_What you need to do_
Gather, from the listing beneath this task, every line holding the string "right".

Figure data in JSON
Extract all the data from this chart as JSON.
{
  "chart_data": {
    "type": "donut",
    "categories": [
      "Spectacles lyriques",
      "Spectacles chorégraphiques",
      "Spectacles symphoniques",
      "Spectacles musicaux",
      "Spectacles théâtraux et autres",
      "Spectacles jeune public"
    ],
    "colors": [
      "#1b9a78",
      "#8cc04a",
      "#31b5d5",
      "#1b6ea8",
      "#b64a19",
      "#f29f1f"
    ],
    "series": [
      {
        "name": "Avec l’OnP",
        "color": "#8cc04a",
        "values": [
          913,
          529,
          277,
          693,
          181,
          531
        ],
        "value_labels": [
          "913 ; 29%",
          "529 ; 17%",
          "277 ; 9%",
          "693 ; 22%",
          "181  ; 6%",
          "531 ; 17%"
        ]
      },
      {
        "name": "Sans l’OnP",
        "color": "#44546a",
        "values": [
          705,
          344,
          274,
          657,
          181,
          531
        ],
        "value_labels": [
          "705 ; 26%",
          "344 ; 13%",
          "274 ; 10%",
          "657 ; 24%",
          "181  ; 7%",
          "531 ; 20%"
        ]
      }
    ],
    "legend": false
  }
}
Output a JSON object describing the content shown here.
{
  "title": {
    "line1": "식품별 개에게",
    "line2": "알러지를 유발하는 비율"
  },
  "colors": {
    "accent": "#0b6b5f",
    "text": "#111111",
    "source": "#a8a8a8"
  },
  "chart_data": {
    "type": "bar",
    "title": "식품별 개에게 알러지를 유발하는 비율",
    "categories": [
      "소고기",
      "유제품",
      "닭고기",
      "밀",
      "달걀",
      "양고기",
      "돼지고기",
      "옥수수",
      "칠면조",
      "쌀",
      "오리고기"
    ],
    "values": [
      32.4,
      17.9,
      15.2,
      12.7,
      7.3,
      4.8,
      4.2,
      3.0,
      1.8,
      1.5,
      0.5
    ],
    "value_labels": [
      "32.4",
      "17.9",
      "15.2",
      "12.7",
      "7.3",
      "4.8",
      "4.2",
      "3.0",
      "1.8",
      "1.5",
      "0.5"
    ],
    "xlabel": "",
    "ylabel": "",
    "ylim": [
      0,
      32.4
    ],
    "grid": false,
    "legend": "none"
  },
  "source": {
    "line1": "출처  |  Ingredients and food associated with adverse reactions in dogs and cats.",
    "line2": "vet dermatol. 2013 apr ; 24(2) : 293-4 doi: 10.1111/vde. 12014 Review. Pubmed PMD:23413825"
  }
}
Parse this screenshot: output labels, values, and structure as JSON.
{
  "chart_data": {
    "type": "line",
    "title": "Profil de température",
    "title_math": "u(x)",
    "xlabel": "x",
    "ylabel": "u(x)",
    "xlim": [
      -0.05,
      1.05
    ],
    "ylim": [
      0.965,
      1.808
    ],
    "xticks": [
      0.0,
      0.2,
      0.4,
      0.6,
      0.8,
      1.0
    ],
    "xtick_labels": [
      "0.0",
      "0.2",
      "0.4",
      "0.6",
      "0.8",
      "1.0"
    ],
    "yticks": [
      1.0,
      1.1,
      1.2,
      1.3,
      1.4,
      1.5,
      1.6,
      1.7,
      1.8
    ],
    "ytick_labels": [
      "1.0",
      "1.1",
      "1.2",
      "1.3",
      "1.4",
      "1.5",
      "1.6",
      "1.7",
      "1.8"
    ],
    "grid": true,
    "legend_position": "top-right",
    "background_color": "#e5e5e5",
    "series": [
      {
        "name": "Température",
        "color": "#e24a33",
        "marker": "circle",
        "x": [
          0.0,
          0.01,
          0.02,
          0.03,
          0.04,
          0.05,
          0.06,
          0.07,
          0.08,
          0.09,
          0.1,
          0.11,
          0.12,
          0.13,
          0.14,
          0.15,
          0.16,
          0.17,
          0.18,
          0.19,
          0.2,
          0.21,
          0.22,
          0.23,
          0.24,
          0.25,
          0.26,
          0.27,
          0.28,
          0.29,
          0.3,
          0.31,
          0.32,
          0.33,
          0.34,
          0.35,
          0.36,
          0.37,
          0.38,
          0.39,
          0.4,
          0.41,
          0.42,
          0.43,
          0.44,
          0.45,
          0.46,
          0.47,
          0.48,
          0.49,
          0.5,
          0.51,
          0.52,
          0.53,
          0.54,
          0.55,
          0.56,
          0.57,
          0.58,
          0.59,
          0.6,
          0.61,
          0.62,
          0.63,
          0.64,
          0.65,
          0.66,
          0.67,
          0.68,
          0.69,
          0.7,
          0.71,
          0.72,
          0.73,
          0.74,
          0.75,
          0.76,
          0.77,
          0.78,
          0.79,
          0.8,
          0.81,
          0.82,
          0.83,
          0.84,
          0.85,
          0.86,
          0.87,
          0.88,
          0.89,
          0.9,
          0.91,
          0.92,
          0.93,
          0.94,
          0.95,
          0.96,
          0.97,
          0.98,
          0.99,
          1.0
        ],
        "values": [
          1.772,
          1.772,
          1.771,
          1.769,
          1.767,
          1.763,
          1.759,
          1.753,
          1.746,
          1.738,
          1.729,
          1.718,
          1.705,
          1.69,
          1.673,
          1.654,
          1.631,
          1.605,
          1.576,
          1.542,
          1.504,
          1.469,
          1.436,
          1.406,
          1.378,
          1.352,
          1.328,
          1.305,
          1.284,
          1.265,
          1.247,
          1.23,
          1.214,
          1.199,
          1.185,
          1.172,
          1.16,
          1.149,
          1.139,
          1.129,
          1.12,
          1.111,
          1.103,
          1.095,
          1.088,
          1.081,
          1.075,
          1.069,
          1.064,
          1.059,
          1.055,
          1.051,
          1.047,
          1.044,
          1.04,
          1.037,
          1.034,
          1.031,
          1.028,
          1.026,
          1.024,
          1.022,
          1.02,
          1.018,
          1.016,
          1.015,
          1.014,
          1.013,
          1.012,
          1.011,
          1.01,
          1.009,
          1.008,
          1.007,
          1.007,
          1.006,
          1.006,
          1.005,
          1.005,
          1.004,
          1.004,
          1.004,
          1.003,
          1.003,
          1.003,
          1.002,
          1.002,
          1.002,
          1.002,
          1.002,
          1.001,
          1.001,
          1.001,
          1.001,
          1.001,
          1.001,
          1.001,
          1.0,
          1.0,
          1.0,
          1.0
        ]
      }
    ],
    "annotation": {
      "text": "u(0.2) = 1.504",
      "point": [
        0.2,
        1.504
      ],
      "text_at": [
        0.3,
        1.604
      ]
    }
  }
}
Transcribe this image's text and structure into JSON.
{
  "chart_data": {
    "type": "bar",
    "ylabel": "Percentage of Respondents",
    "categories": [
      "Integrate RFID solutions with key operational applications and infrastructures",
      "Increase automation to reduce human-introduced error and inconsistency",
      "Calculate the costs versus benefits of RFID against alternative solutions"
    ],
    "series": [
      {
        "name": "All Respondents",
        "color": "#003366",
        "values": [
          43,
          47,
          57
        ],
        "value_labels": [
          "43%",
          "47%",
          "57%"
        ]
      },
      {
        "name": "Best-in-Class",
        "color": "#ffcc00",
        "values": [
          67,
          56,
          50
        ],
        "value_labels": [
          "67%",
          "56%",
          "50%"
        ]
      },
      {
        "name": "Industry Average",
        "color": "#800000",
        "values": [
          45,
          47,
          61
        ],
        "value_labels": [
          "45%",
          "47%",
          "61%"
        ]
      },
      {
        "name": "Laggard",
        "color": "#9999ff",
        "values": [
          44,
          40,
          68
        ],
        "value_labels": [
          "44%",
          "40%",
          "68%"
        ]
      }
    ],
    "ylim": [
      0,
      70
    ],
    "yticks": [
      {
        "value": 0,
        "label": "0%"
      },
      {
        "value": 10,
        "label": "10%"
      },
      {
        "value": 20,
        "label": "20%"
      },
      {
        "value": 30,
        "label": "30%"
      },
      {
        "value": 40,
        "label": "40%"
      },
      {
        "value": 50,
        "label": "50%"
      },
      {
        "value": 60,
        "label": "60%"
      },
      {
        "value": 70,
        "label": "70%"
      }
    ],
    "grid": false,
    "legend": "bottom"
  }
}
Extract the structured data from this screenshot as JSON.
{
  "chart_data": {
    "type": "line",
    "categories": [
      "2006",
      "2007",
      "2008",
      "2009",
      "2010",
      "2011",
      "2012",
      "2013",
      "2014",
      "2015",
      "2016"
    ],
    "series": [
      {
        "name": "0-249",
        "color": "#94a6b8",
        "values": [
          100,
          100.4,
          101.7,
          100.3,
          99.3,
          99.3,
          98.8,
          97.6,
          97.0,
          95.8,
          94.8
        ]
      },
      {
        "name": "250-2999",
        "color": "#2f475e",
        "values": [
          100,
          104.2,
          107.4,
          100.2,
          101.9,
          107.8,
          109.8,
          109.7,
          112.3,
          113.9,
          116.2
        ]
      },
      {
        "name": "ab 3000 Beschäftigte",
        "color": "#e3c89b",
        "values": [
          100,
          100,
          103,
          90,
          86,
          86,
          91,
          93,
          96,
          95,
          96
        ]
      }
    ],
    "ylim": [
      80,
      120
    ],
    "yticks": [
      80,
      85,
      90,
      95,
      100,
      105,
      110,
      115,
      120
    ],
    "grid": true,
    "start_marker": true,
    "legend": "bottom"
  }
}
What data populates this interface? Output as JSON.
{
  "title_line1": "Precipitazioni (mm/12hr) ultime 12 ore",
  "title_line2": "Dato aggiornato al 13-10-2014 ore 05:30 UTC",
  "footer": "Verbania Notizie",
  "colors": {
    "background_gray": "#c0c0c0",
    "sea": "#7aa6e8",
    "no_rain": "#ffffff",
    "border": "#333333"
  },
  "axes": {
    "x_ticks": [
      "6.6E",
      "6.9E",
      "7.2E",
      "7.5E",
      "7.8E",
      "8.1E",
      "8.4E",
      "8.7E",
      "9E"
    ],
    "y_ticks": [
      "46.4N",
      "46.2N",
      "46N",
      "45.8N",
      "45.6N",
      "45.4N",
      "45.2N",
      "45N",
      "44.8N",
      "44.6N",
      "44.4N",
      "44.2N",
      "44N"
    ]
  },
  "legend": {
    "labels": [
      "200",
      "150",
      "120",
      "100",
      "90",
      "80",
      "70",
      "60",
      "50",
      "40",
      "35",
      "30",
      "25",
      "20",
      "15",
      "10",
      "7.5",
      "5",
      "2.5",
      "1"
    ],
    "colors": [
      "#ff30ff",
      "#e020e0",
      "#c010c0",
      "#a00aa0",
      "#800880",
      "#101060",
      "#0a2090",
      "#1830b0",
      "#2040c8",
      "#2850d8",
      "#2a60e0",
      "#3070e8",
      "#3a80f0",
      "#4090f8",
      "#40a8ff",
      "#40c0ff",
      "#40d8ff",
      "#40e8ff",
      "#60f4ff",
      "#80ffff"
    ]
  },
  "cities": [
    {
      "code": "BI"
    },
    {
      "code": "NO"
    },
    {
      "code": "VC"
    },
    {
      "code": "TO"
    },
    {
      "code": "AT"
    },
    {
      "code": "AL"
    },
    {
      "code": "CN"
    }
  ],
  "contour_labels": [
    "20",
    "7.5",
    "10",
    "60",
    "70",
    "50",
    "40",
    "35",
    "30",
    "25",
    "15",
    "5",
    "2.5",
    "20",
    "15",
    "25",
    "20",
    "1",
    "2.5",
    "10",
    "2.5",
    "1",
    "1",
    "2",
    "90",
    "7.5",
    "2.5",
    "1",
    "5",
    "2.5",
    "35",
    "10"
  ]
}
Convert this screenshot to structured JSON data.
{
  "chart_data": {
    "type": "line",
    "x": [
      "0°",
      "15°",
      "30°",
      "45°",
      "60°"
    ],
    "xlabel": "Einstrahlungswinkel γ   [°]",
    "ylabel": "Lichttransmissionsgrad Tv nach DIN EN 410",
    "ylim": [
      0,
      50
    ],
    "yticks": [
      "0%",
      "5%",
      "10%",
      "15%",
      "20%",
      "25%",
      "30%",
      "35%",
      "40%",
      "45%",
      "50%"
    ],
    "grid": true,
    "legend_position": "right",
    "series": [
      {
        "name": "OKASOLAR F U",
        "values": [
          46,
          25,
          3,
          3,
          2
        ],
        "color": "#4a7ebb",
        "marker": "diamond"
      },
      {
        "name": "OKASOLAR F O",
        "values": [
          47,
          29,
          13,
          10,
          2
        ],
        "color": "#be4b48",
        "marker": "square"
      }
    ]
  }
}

_Answer to this exercise_
    "legend_position": "top-right",
    "legend_position": "right",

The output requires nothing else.